Every line below should be repeated exactly.

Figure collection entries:
*****
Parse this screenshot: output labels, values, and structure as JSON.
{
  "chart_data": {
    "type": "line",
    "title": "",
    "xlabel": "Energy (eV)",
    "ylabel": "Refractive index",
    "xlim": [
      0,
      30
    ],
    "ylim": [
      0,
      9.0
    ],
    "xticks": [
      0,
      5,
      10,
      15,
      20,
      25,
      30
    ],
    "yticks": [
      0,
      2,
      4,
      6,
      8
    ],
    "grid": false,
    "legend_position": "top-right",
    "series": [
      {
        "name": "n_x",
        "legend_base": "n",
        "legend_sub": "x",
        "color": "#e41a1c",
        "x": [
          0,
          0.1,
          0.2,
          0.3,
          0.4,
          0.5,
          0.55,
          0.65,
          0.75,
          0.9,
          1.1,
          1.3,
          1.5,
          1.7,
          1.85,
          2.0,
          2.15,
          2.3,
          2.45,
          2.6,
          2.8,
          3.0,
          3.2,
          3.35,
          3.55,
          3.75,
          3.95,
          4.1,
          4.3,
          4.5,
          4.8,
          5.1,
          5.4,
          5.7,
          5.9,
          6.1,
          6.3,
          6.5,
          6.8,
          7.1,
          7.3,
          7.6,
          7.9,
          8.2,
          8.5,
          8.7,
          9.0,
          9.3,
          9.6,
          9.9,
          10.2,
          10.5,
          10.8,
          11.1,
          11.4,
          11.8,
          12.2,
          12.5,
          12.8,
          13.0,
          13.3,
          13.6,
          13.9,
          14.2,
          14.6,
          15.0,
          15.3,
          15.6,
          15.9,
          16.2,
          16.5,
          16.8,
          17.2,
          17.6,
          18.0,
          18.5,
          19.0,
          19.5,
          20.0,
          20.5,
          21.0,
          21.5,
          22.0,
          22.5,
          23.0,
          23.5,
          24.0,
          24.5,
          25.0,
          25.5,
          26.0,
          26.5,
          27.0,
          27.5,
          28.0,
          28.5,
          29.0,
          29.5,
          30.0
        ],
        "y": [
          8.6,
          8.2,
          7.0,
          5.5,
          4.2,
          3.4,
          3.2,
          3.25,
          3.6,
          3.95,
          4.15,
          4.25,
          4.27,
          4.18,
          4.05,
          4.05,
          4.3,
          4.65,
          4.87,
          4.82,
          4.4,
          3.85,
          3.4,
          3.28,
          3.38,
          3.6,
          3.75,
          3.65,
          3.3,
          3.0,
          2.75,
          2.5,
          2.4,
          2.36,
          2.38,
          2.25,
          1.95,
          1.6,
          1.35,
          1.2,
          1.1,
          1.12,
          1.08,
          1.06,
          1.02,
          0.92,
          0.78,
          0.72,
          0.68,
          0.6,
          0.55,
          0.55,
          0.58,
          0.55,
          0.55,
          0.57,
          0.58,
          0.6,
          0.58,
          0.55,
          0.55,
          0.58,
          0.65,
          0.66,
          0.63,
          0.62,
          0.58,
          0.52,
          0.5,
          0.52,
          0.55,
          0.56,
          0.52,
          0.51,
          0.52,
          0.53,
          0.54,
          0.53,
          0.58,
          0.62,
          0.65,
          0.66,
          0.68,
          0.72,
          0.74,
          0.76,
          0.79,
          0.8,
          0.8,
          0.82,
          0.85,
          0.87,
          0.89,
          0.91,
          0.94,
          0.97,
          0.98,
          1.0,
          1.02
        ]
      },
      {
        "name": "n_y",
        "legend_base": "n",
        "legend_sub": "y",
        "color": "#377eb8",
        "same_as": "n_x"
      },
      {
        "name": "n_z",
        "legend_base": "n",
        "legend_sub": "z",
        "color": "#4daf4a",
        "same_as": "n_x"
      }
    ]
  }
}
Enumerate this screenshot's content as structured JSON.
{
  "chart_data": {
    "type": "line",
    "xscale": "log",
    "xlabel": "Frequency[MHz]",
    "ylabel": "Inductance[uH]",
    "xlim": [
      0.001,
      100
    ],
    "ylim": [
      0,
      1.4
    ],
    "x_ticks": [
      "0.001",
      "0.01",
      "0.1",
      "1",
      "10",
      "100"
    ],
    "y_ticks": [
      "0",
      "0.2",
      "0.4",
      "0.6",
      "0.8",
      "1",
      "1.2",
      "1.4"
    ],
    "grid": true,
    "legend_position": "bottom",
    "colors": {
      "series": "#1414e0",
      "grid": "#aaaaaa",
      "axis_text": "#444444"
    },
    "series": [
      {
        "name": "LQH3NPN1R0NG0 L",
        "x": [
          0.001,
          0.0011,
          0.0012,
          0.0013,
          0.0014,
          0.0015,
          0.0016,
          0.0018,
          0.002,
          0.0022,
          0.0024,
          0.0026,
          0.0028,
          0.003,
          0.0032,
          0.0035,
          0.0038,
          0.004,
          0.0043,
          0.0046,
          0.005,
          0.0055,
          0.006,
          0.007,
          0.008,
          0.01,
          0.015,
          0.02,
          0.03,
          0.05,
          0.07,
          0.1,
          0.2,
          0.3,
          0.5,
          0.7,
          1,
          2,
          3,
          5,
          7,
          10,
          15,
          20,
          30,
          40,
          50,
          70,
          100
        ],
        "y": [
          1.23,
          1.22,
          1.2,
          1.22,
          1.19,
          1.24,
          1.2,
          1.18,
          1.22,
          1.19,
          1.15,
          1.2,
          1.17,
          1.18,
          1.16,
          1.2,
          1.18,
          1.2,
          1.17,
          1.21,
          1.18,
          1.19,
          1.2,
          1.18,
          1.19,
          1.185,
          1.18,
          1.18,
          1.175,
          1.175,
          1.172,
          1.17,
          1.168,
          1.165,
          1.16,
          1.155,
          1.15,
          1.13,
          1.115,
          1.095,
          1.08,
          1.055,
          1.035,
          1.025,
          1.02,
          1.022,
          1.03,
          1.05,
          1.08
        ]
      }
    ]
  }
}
*****
__Output for this exercise__.
Parse this screenshot: output labels, values, and structure as JSON.
{
  "chart_data": {
    "type": "line",
    "title": "",
    "xlabel": "Energy (eV)",
    "ylabel": "Refractive index",
    "xlim": [
      0,
      30
    ],
    "ylim": [
      0,
      9.0
    ],
    "xticks": [
      0,
      5,
      10,
      15,
      20,
      25,
      30
    ],
    "yticks": [
      0,
      2,
      4,
      6,
      8
    ],
    "grid": false,
    "legend_position": "top-right",
    "series": [
      {
        "name": "n_x",
        "legend_base": "n",
        "legend_sub": "x",
        "color": "#e41a1c",
        "x": [
          0,
          0.1,
          0.2,
          0.3,
          0.4,
          0.5,
          0.55,
          0.65,
          0.75,
          0.9,
          1.1,
          1.3,
          1.5,
          1.7,
          1.85,
          2.0,
          2.15,
          2.3,
          2.45,
          2.6,
          2.8,
          3.0,
          3.2,
          3.35,
          3.55,
          3.75,
          3.95,
          4.1,
          4.3,
          4.5,
          4.8,
          5.1,
          5.4,
          5.7,
          5.9,
          6.1,
          6.3,
          6.5,
          6.8,
          7.1,
          7.3,
          7.6,
          7.9,
          8.2,
          8.5,
          8.7,
          9.0,
          9.3,
          9.6,
          9.9,
          10.2,
          10.5,
          10.8,
          11.1,
          11.4,
          11.8,
          12.2,
          12.5,
          12.8,
          13.0,
          13.3,
          13.6,
          13.9,
          14.2,
          14.6,
          15.0,
          15.3,
          15.6,
          15.9,
          16.2,
          16.5,
          16.8,
          17.2,
          17.6,
          18.0,
          18.5,
          19.0,
          19.5,
          20.0,
          20.5,
          21.0,
          21.5,
          22.0,
          22.5,
          23.0,
          23.5,
          24.0,
          24.5,
          25.0,
          25.5,
          26.0,
          26.5,
          27.0,
          27.5,
          28.0,
          28.5,
          29.0,
          29.5,
          30.0
        ],
        "y": [
          8.6,
          8.2,
          7.0,
          5.5,
          4.2,
          3.4,
          3.2,
          3.25,
          3.6,
          3.95,
          4.15,
          4.25,
          4.27,
          4.18,
          4.05,
          4.05,
          4.3,
          4.65,
          4.87,
          4.82,
          4.4,
          3.85,
          3.4,
          3.28,
          3.38,
          3.6,
          3.75,
          3.65,
          3.3,
          3.0,
          2.75,
          2.5,
          2.4,
          2.36,
          2.38,
          2.25,
          1.95,
          1.6,
          1.35,
          1.2,
          1.1,
          1.12,
          1.08,
          1.06,
          1.02,
          0.92,
          0.78,
          0.72,
          0.68,
          0.6,
          0.55,
          0.55,
          0.58,
          0.55,
          0.55,
          0.57,
          0.58,
          0.6,
          0.58,
          0.55,
          0.55,
          0.58,
          0.65,
          0.66,
          0.63,
          0.62,
          0.58,
          0.52,
          0.5,
          0.52,
          0.55,
          0.56,
          0.52,
          0.51,
          0.52,
          0.53,
          0.54,
          0.53,
          0.58,
          0.62,
          0.65,
          0.66,
          0.68,
          0.72,
          0.74,
          0.76,
          0.79,
          0.8,
          0.8,
          0.82,
          0.85,
          0.87,
          0.89,
          0.91,
          0.94,
          0.97,
          0.98,
          1.0,
          1.02
        ]
      },
      {
        "name": "n_y",
        "legend_base": "n",
        "legend_sub": "y",
        "color": "#377eb8",
        "same_as": "n_x"
      },
      {
        "name": "n_z",
        "legend_base": "n",
        "legend_sub": "z",
        "color": "#4daf4a",
        "same_as": "n_x"
      }
    ]
  }
}
Enumerate this screenshot's content as structured JSON.
{
  "chart_data": {
    "type": "line",
    "xscale": "log",
    "xlabel": "Frequency[MHz]",
    "ylabel": "Inductance[uH]",
    "xlim": [
      0.001,
      100
    ],
    "ylim": [
      0,
      1.4
    ],
    "x_ticks": [
      "0.001",
      "0.01",
      "0.1",
      "1",
      "10",
      "100"
    ],
    "y_ticks": [
      "0",
      "0.2",
      "0.4",
      "0.6",
      "0.8",
      "1",
      "1.2",
      "1.4"
    ],
    "grid": true,
    "legend_position": "bottom",
    "colors": {
      "series": "#1414e0",
      "grid": "#aaaaaa",
      "axis_text": "#444444"
    },
    "series": [
      {
        "name": "LQH3NPN1R0NG0 L",
        "x": [
          0.001,
          0.0011,
          0.0012,
          0.0013,
          0.0014,
          0.0015,
          0.0016,
          0.0018,
          0.002,
          0.0022,
          0.0024,
          0.0026,
          0.0028,
          0.003,
          0.0032,
          0.0035,
          0.0038,
          0.004,
          0.0043,
          0.0046,
          0.005,
          0.0055,
          0.006,
          0.007,
          0.008,
          0.01,
          0.015,
          0.02,
          0.03,
          0.05,
          0.07,
          0.1,
          0.2,
          0.3,
          0.5,
          0.7,
          1,
          2,
          3,
          5,
          7,
          10,
          15,
          20,
          30,
          40,
          50,
          70,
          100
        ],
        "y": [
          1.23,
          1.22,
          1.2,
          1.22,
          1.19,
          1.24,
          1.2,
          1.18,
          1.22,
          1.19,
          1.15,
          1.2,
          1.17,
          1.18,
          1.16,
          1.2,
          1.18,
          1.2,
          1.17,
          1.21,
          1.18,
          1.19,
          1.2,
          1.18,
          1.19,
          1.185,
          1.18,
          1.18,
          1.175,
          1.175,
          1.172,
          1.17,
          1.168,
          1.165,
          1.16,
          1.155,
          1.15,
          1.13,
          1.115,
          1.095,
          1.08,
          1.055,
          1.035,
          1.025,
          1.02,
          1.022,
          1.03,
          1.05,
          1.08
        ]
      }
    ]
  }
}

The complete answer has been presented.